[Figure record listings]
◇ ◇ ◇ ◇
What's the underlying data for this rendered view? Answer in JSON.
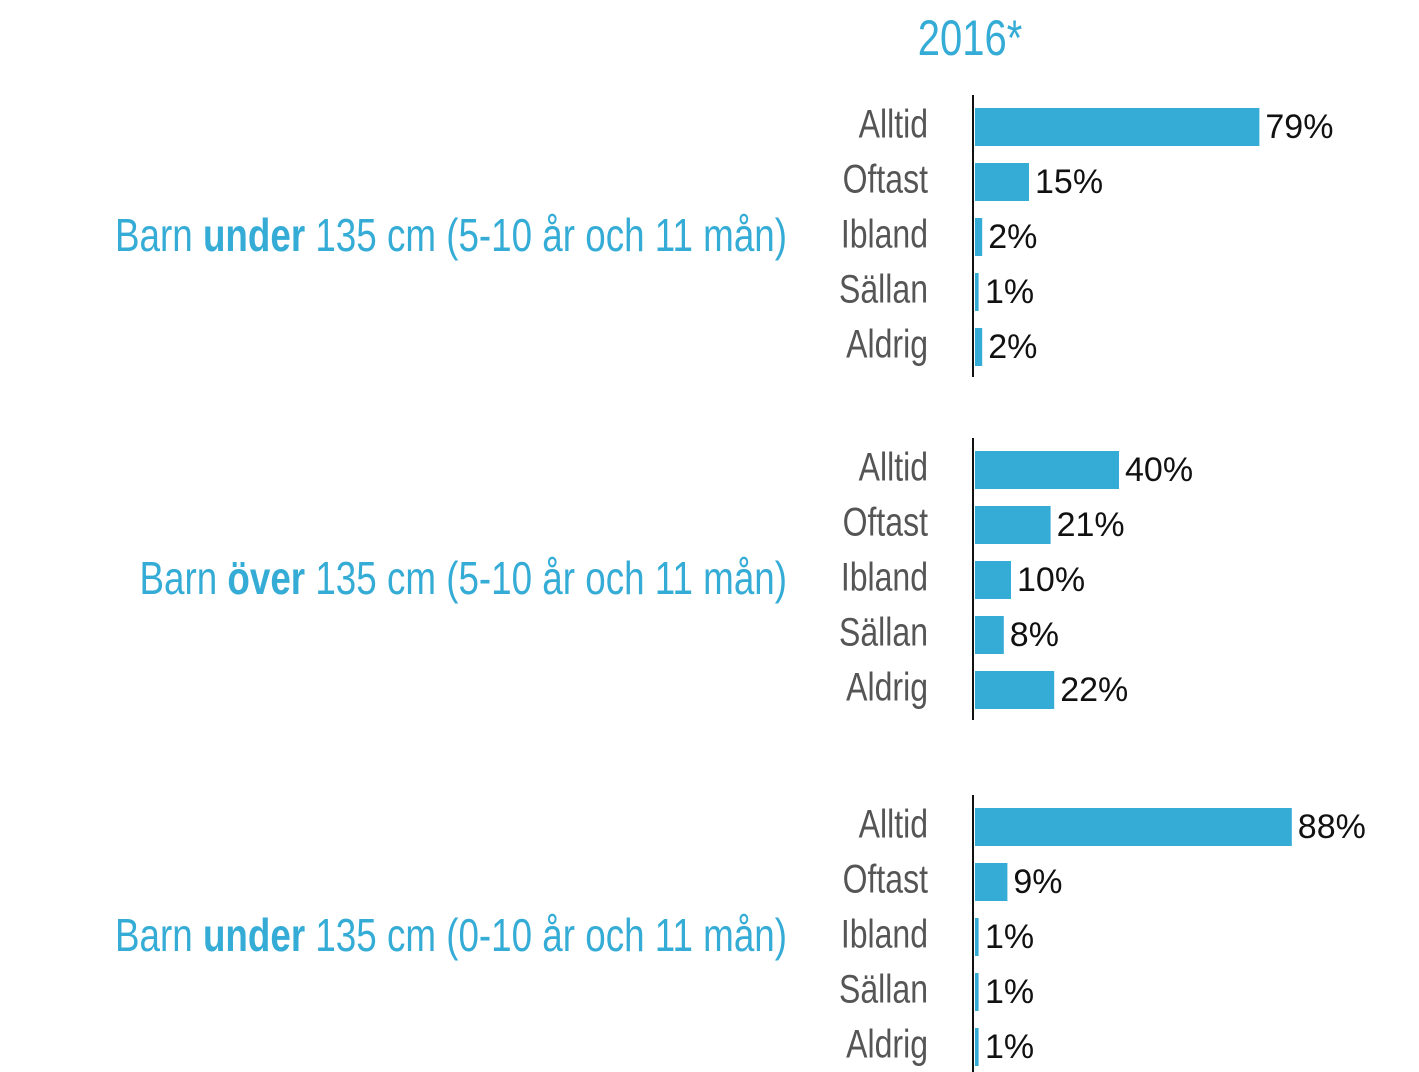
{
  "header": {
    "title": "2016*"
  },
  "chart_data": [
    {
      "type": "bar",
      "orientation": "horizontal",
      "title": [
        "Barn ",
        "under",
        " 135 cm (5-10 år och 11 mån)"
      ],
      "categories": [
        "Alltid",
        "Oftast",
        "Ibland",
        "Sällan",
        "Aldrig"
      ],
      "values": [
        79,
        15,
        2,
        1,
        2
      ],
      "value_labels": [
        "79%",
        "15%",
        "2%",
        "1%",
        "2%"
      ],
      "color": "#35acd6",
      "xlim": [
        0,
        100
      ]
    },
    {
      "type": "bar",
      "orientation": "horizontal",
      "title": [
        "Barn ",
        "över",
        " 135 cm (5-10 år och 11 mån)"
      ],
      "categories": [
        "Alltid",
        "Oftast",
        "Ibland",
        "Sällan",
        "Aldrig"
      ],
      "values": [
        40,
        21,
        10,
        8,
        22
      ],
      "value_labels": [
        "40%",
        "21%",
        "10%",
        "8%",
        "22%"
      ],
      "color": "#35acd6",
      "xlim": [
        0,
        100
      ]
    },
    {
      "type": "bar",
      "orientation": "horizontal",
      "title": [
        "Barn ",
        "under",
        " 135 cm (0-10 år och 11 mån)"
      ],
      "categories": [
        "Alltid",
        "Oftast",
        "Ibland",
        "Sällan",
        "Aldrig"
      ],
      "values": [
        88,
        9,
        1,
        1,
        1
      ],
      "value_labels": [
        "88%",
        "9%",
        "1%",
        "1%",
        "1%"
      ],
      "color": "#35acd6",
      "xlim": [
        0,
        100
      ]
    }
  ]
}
◇ ◇ ◇ ◇
Transcribe the records verbatim and omit the images.

What's the underlying data for this rendered view? Answer in JSON.
{
  "header": {
    "title": "2016*"
  },
  "chart_data": [
    {
      "type": "bar",
      "orientation": "horizontal",
      "title": [
        "Barn ",
        "under",
        " 135 cm (5-10 år och 11 mån)"
      ],
      "categories": [
        "Alltid",
        "Oftast",
        "Ibland",
        "Sällan",
        "Aldrig"
      ],
      "values": [
        79,
        15,
        2,
        1,
        2
      ],
      "value_labels": [
        "79%",
        "15%",
        "2%",
        "1%",
        "2%"
      ],
      "color": "#35acd6",
      "xlim": [
        0,
        100
      ]
    },
    {
      "type": "bar",
      "orientation": "horizontal",
      "title": [
        "Barn ",
        "över",
        " 135 cm (5-10 år och 11 mån)"
      ],
      "categories": [
        "Alltid",
        "Oftast",
        "Ibland",
        "Sällan",
        "Aldrig"
      ],
      "values": [
        40,
        21,
        10,
        8,
        22
      ],
      "value_labels": [
        "40%",
        "21%",
        "10%",
        "8%",
        "22%"
      ],
      "color": "#35acd6",
      "xlim": [
        0,
        100
      ]
    },
    {
      "type": "bar",
      "orientation": "horizontal",
      "title": [
        "Barn ",
        "under",
        " 135 cm (0-10 år och 11 mån)"
      ],
      "categories": [
        "Alltid",
        "Oftast",
        "Ibland",
        "Sällan",
        "Aldrig"
      ],
      "values": [
        88,
        9,
        1,
        1,
        1
      ],
      "value_labels": [
        "88%",
        "9%",
        "1%",
        "1%",
        "1%"
      ],
      "color": "#35acd6",
      "xlim": [
        0,
        100
      ]
    }
  ]
}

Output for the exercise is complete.